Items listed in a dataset
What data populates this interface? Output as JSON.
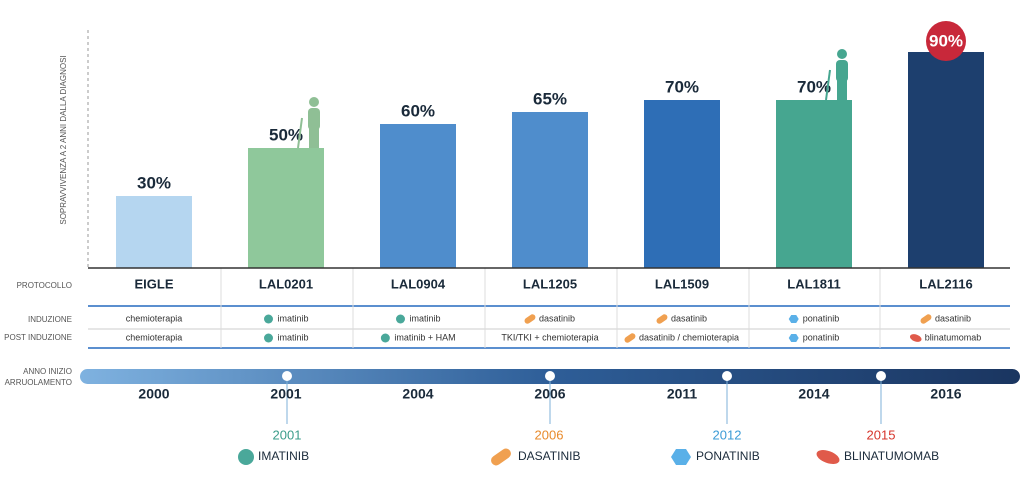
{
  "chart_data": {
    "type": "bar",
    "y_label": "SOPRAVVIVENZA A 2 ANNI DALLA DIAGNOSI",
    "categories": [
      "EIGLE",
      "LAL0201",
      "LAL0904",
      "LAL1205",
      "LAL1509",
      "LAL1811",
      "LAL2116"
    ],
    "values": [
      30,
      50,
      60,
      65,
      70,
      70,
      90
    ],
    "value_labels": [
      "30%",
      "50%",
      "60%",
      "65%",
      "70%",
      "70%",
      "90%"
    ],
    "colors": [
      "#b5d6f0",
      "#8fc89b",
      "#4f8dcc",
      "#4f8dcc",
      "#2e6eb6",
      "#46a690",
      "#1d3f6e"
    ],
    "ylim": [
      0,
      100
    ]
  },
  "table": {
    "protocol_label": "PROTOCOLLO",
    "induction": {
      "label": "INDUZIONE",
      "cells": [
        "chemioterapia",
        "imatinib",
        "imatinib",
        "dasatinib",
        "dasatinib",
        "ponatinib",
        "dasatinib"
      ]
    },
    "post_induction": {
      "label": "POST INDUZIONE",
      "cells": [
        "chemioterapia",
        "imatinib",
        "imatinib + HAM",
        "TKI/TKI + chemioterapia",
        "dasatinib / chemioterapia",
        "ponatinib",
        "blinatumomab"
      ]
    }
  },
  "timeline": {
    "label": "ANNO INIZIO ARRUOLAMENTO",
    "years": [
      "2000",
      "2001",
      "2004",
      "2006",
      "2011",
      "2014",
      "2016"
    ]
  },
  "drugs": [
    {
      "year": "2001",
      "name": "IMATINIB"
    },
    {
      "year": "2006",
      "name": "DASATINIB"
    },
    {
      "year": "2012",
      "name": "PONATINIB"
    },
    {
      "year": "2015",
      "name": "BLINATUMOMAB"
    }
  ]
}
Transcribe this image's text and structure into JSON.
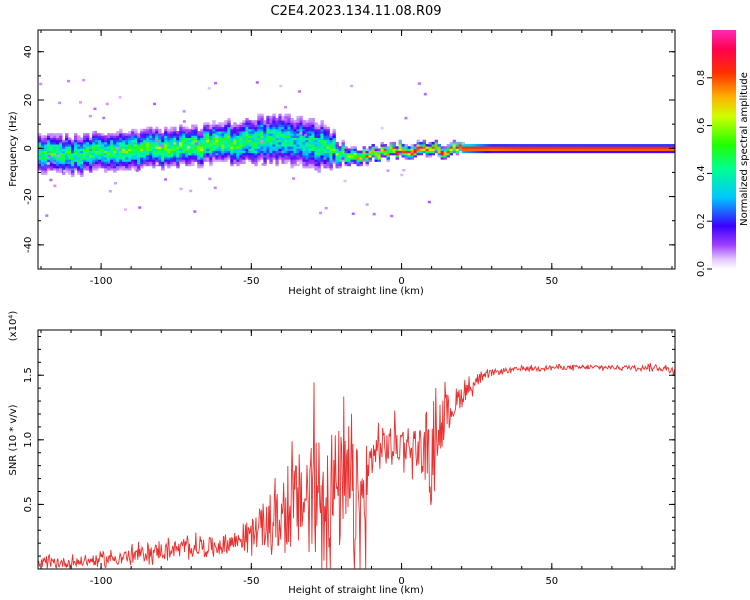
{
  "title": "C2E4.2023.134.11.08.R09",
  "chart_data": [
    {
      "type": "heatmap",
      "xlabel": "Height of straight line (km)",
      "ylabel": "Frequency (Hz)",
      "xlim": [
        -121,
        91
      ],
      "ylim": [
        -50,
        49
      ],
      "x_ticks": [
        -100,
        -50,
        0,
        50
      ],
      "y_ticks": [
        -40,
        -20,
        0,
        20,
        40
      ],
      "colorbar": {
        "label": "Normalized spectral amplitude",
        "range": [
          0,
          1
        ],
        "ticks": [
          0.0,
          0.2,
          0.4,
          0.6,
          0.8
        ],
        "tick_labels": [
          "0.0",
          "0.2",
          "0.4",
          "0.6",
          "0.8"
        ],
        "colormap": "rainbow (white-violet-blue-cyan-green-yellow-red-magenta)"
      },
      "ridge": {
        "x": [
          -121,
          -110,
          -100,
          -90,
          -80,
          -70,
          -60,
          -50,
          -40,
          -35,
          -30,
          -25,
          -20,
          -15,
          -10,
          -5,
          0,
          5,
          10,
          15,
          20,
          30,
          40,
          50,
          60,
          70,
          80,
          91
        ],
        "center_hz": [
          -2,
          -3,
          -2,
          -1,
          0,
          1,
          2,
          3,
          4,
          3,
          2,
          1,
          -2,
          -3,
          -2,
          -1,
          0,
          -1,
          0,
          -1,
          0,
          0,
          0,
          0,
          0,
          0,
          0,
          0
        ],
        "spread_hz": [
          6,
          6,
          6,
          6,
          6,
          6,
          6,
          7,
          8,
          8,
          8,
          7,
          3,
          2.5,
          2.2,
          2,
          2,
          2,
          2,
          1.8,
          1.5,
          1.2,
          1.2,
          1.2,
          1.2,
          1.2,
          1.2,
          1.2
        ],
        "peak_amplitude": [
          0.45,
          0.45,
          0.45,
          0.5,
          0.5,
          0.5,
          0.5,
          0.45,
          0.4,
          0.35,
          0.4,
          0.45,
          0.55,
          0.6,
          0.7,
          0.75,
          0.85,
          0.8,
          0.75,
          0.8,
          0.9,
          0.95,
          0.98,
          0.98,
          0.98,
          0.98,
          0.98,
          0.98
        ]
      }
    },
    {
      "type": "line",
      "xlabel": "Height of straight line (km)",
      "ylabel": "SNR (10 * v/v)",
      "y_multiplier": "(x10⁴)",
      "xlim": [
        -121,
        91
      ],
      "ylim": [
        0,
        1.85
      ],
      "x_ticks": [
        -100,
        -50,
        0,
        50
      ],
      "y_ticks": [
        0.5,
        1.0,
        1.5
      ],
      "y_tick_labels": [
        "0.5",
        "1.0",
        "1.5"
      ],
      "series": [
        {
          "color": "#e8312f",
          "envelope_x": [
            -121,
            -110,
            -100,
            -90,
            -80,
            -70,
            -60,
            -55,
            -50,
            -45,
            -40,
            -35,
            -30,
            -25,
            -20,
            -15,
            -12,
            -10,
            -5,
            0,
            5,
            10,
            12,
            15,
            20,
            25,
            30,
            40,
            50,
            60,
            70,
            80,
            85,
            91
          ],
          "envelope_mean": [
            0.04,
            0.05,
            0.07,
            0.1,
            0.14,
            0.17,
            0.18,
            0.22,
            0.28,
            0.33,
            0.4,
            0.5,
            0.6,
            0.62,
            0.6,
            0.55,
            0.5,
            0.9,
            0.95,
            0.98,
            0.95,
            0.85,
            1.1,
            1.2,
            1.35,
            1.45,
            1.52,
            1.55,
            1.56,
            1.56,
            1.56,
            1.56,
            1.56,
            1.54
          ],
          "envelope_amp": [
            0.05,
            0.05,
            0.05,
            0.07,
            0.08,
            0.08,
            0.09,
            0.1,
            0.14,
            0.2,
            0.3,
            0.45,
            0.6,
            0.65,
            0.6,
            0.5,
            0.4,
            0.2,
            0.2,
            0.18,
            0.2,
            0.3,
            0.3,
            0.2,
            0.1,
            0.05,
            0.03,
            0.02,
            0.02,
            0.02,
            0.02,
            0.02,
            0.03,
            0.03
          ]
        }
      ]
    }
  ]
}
==
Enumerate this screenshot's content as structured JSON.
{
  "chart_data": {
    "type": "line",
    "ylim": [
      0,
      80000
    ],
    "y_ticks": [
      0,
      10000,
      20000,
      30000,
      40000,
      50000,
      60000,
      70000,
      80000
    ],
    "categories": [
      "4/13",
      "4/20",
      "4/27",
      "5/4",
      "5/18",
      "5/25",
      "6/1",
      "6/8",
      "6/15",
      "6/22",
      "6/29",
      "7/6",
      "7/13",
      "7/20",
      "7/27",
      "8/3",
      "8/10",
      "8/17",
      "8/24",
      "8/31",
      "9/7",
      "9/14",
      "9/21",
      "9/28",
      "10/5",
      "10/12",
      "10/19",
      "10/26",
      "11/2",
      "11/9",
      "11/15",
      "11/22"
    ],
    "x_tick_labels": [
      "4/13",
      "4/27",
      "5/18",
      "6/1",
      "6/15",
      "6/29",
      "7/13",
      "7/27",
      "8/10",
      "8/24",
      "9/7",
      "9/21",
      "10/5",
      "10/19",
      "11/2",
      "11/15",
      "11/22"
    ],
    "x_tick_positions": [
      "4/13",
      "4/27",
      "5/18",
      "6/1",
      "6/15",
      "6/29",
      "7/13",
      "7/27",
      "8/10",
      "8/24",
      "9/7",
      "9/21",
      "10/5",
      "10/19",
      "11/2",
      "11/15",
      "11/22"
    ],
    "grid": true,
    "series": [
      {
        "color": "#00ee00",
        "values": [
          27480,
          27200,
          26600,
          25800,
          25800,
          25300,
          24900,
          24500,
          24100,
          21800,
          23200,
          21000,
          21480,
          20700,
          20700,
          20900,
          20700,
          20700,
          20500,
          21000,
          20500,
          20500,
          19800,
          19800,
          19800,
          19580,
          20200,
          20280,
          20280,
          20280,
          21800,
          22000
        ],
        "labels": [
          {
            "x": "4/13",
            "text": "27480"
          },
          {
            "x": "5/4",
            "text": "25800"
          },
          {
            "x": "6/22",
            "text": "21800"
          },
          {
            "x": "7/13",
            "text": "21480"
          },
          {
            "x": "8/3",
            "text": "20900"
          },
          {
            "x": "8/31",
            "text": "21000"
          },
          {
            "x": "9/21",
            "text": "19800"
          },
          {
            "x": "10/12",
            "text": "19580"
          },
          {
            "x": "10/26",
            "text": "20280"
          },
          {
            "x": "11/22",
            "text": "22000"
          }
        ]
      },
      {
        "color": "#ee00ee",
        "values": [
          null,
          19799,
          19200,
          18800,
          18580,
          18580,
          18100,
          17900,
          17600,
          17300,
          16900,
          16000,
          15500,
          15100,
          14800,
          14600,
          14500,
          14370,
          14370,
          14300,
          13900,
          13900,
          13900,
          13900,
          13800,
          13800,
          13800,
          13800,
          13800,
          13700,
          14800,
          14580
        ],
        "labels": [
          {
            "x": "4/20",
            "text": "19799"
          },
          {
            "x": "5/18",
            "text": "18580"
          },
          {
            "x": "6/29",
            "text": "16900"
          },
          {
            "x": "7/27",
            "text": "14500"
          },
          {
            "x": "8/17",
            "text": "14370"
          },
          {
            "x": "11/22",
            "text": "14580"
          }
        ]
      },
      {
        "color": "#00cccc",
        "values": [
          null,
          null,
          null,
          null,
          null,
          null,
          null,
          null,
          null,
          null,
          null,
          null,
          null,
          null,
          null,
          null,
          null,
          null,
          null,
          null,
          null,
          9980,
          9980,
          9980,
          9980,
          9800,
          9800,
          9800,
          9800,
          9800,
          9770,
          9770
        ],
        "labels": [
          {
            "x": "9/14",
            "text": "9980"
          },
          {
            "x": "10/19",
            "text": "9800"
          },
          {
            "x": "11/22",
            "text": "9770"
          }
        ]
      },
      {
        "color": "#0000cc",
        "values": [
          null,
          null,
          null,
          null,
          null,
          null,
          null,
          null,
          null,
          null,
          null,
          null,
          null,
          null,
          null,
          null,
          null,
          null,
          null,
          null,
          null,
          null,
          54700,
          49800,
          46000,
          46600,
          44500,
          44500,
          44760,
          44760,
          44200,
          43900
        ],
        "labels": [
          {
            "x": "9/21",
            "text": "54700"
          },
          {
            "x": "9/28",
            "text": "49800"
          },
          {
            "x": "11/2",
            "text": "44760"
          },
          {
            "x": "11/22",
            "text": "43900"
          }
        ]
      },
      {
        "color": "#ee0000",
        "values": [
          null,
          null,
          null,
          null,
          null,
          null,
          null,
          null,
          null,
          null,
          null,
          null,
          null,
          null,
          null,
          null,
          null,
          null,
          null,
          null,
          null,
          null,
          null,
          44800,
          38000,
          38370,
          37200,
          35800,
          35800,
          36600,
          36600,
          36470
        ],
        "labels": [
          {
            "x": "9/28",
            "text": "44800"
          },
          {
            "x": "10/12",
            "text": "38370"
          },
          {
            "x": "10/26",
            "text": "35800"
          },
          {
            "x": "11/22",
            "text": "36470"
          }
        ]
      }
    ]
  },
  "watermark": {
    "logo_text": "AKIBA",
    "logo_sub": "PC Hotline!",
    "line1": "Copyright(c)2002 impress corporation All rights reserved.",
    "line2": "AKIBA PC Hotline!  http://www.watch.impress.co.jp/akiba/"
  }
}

*Exercise prompt*
Count up every line above that has the word "AKIBA" in it; answer with the number alone.

*Written reply*
2